What you have to do
All the records that follow need to be reproduced exactly. Omit the images.

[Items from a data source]

[start]

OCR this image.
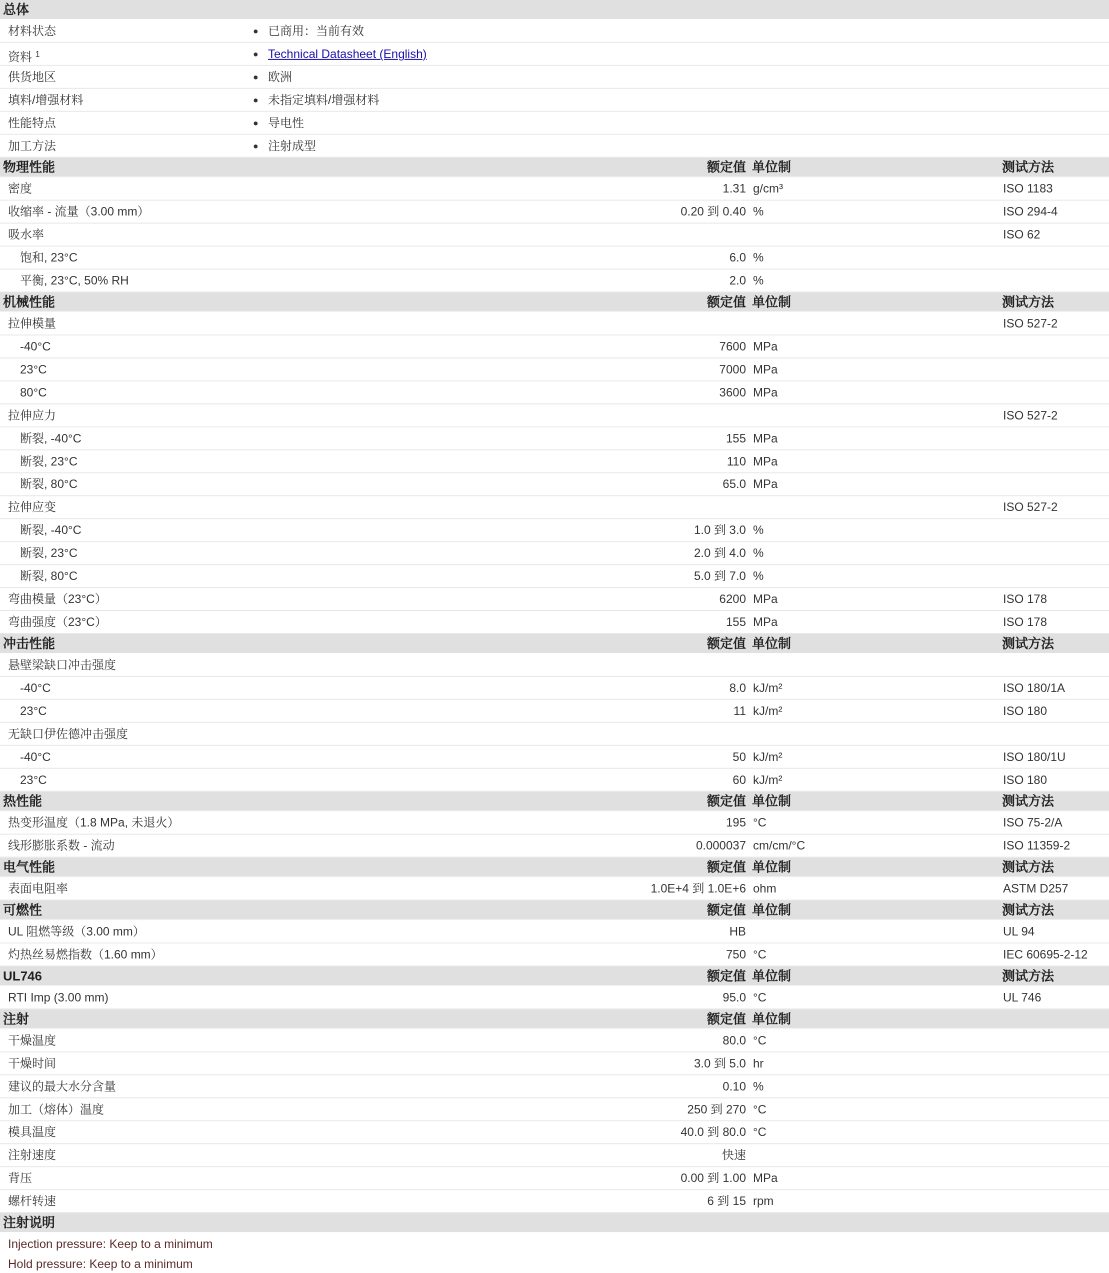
总体
材料状态	● 已商用：当前有效
资料 $^1$	● Technical Datasheet (English)
供货地区	● 欧洲
填料/增强材料	● 未指定填料/增强材料
性能特点	● 导电性
加工方法	● 注射成型
物理性能	额定值 单位制	测试方法
密度	1.31 g/cm³	ISO 1183
收缩率 - 流量（3.00 mm）	0.20 到 0.40 %	ISO 294-4
吸水率	ISO 62
饱和, 23°C	6.0 %
平衡, 23°C, 50% RH	2.0 %
机械性能	额定值 单位制	测试方法
拉伸模量	ISO 527-2
-40°C	7600 MPa
23°C	7000 MPa
80°C	3600 MPa
拉伸应力	ISO 527-2
断裂, -40°C	155 MPa
断裂, 23°C	110 MPa
断裂, 80°C	65.0 MPa
拉伸应变	ISO 527-2
断裂, -40°C	1.0 到 3.0 %
断裂, 23°C	2.0 到 4.0 %
断裂, 80°C	5.0 到 7.0 %
弯曲模量（23°C）	6200 MPa	ISO 178
弯曲强度（23°C）	155 MPa	ISO 178
冲击性能	额定值 单位制	测试方法
悬壁梁缺口冲击强度
-40°C	8.0 kJ/m²	ISO 180/1A
23°C	11 kJ/m²	ISO 180
无缺口伊佐德冲击强度
-40°C	50 kJ/m²	ISO 180/1U
23°C	60 kJ/m²	ISO 180
热性能	额定值 单位制	测试方法
热变形温度（1.8 MPa, 未退火）	195 °C	ISO 75-2/A
线形膨胀系数 - 流动	0.000037 cm/cm/°C	ISO 11359-2
电气性能	额定值 单位制	测试方法
表面电阻率	1.0E+4 到 1.0E+6 ohm	ASTM D257
可燃性	额定值 单位制	测试方法
UL 阻燃等级（3.00 mm）	HB	UL 94
灼热丝易燃指数（1.60 mm）	750 °C	IEC 60695-2-12
UL746	额定值 单位制	测试方法
RTI Imp (3.00 mm)	95.0 °C	UL 746
注射	额定值 单位制
干燥温度	80.0 °C
干燥时间	3.0 到 5.0 hr
建议的最大水分含量	0.10 %
加工（熔体）温度	250 到 270 °C
模具温度	40.0 到 80.0 °C
注射速度	快速
背压	0.00 到 1.00 MPa
螺杆转速	6 到 15 rpm
注射说明
Injection pressure: Keep to a minimum
Hold pressure: Keep to a minimum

[end]

Result
OCR this image.
总体
材料状态	● 已商用：当前有效
资料 $^1$	● Technical Datasheet (English)
供货地区	● 欧洲
填料/增强材料	● 未指定填料/增强材料
性能特点	● 导电性
加工方法	● 注射成型
物理性能	额定值 单位制	测试方法
密度	1.31 g/cm³	ISO 1183
收缩率 - 流量（3.00 mm）	0.20 到 0.40 %	ISO 294-4
吸水率	ISO 62
饱和, 23°C	6.0 %
平衡, 23°C, 50% RH	2.0 %
机械性能	额定值 单位制	测试方法
拉伸模量	ISO 527-2
-40°C	7600 MPa
23°C	7000 MPa
80°C	3600 MPa
拉伸应力	ISO 527-2
断裂, -40°C	155 MPa
断裂, 23°C	110 MPa
断裂, 80°C	65.0 MPa
拉伸应变	ISO 527-2
断裂, -40°C	1.0 到 3.0 %
断裂, 23°C	2.0 到 4.0 %
断裂, 80°C	5.0 到 7.0 %
弯曲模量（23°C）	6200 MPa	ISO 178
弯曲强度（23°C）	155 MPa	ISO 178
冲击性能	额定值 单位制	测试方法
悬壁梁缺口冲击强度
-40°C	8.0 kJ/m²	ISO 180/1A
23°C	11 kJ/m²	ISO 180
无缺口伊佐德冲击强度
-40°C	50 kJ/m²	ISO 180/1U
23°C	60 kJ/m²	ISO 180
热性能	额定值 单位制	测试方法
热变形温度（1.8 MPa, 未退火）	195 °C	ISO 75-2/A
线形膨胀系数 - 流动	0.000037 cm/cm/°C	ISO 11359-2
电气性能	额定值 单位制	测试方法
表面电阻率	1.0E+4 到 1.0E+6 ohm	ASTM D257
可燃性	额定值 单位制	测试方法
UL 阻燃等级（3.00 mm）	HB	UL 94
灼热丝易燃指数（1.60 mm）	750 °C	IEC 60695-2-12
UL746	额定值 单位制	测试方法
RTI Imp (3.00 mm)	95.0 °C	UL 746
注射	额定值 单位制
干燥温度	80.0 °C
干燥时间	3.0 到 5.0 hr
建议的最大水分含量	0.10 %
加工（熔体）温度	250 到 270 °C
模具温度	40.0 到 80.0 °C
注射速度	快速
背压	0.00 到 1.00 MPa
螺杆转速	6 到 15 rpm
注射说明
Injection pressure: Keep to a minimum
Hold pressure: Keep to a minimum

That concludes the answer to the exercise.